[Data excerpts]
= = =

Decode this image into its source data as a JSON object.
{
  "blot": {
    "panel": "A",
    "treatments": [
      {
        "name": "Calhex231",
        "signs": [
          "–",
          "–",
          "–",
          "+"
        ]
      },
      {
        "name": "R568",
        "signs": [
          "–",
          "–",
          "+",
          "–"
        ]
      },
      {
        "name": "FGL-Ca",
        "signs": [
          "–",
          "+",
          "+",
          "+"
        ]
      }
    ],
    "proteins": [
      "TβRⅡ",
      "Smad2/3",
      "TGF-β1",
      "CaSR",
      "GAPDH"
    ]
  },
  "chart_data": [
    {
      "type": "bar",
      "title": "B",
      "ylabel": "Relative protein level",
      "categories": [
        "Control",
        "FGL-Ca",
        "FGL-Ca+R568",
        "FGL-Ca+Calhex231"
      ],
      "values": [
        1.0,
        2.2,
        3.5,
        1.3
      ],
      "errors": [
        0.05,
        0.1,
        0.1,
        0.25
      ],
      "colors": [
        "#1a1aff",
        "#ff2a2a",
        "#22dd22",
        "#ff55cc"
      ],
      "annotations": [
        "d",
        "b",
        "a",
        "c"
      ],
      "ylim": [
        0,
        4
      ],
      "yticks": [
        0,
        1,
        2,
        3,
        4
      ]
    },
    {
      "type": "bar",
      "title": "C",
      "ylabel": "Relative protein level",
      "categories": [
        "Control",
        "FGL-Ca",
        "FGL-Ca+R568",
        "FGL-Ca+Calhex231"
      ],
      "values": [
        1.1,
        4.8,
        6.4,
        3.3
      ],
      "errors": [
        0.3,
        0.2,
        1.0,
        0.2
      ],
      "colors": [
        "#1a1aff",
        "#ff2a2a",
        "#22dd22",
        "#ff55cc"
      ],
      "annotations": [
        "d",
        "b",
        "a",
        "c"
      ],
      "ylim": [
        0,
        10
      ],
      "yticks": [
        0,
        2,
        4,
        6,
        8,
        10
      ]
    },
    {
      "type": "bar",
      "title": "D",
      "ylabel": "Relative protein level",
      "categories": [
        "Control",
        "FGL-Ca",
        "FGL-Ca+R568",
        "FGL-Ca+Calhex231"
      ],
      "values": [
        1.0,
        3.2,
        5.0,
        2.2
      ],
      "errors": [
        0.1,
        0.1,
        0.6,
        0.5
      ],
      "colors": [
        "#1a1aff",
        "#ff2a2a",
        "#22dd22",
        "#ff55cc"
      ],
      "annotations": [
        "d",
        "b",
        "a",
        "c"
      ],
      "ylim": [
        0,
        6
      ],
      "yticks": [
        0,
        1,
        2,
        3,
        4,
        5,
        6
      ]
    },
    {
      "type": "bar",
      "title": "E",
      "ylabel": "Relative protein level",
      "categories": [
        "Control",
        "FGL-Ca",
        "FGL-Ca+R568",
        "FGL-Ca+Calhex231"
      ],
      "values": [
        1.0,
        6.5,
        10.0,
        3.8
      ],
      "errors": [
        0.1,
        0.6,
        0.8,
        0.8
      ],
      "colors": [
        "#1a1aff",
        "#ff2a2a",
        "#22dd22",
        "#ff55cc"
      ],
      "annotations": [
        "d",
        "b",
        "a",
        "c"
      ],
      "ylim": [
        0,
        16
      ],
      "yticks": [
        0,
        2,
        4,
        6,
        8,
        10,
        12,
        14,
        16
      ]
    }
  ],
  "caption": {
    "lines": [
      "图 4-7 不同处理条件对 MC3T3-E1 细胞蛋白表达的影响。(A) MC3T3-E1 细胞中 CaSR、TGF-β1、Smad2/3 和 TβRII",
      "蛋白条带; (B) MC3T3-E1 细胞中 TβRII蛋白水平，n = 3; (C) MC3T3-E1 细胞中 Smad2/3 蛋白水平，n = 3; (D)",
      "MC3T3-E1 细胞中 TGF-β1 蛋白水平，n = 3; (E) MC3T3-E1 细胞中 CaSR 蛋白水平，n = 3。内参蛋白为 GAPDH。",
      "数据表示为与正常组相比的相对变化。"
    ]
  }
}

= = =

*WHAT YOU SHOULD DO*.
All lines above should be output verbatim.

*EXERCISE SOLUTION*.
Decode this image into its source data as a JSON object.
{
  "blot": {
    "panel": "A",
    "treatments": [
      {
        "name": "Calhex231",
        "signs": [
          "–",
          "–",
          "–",
          "+"
        ]
      },
      {
        "name": "R568",
        "signs": [
          "–",
          "–",
          "+",
          "–"
        ]
      },
      {
        "name": "FGL-Ca",
        "signs": [
          "–",
          "+",
          "+",
          "+"
        ]
      }
    ],
    "proteins": [
      "TβRⅡ",
      "Smad2/3",
      "TGF-β1",
      "CaSR",
      "GAPDH"
    ]
  },
  "chart_data": [
    {
      "type": "bar",
      "title": "B",
      "ylabel": "Relative protein level",
      "categories": [
        "Control",
        "FGL-Ca",
        "FGL-Ca+R568",
        "FGL-Ca+Calhex231"
      ],
      "values": [
        1.0,
        2.2,
        3.5,
        1.3
      ],
      "errors": [
        0.05,
        0.1,
        0.1,
        0.25
      ],
      "colors": [
        "#1a1aff",
        "#ff2a2a",
        "#22dd22",
        "#ff55cc"
      ],
      "annotations": [
        "d",
        "b",
        "a",
        "c"
      ],
      "ylim": [
        0,
        4
      ],
      "yticks": [
        0,
        1,
        2,
        3,
        4
      ]
    },
    {
      "type": "bar",
      "title": "C",
      "ylabel": "Relative protein level",
      "categories": [
        "Control",
        "FGL-Ca",
        "FGL-Ca+R568",
        "FGL-Ca+Calhex231"
      ],
      "values": [
        1.1,
        4.8,
        6.4,
        3.3
      ],
      "errors": [
        0.3,
        0.2,
        1.0,
        0.2
      ],
      "colors": [
        "#1a1aff",
        "#ff2a2a",
        "#22dd22",
        "#ff55cc"
      ],
      "annotations": [
        "d",
        "b",
        "a",
        "c"
      ],
      "ylim": [
        0,
        10
      ],
      "yticks": [
        0,
        2,
        4,
        6,
        8,
        10
      ]
    },
    {
      "type": "bar",
      "title": "D",
      "ylabel": "Relative protein level",
      "categories": [
        "Control",
        "FGL-Ca",
        "FGL-Ca+R568",
        "FGL-Ca+Calhex231"
      ],
      "values": [
        1.0,
        3.2,
        5.0,
        2.2
      ],
      "errors": [
        0.1,
        0.1,
        0.6,
        0.5
      ],
      "colors": [
        "#1a1aff",
        "#ff2a2a",
        "#22dd22",
        "#ff55cc"
      ],
      "annotations": [
        "d",
        "b",
        "a",
        "c"
      ],
      "ylim": [
        0,
        6
      ],
      "yticks": [
        0,
        1,
        2,
        3,
        4,
        5,
        6
      ]
    },
    {
      "type": "bar",
      "title": "E",
      "ylabel": "Relative protein level",
      "categories": [
        "Control",
        "FGL-Ca",
        "FGL-Ca+R568",
        "FGL-Ca+Calhex231"
      ],
      "values": [
        1.0,
        6.5,
        10.0,
        3.8
      ],
      "errors": [
        0.1,
        0.6,
        0.8,
        0.8
      ],
      "colors": [
        "#1a1aff",
        "#ff2a2a",
        "#22dd22",
        "#ff55cc"
      ],
      "annotations": [
        "d",
        "b",
        "a",
        "c"
      ],
      "ylim": [
        0,
        16
      ],
      "yticks": [
        0,
        2,
        4,
        6,
        8,
        10,
        12,
        14,
        16
      ]
    }
  ],
  "caption": {
    "lines": [
      "图 4-7 不同处理条件对 MC3T3-E1 细胞蛋白表达的影响。(A) MC3T3-E1 细胞中 CaSR、TGF-β1、Smad2/3 和 TβRII",
      "蛋白条带; (B) MC3T3-E1 细胞中 TβRII蛋白水平，n = 3; (C) MC3T3-E1 细胞中 Smad2/3 蛋白水平，n = 3; (D)",
      "MC3T3-E1 细胞中 TGF-β1 蛋白水平，n = 3; (E) MC3T3-E1 细胞中 CaSR 蛋白水平，n = 3。内参蛋白为 GAPDH。",
      "数据表示为与正常组相比的相对变化。"
    ]
  }
}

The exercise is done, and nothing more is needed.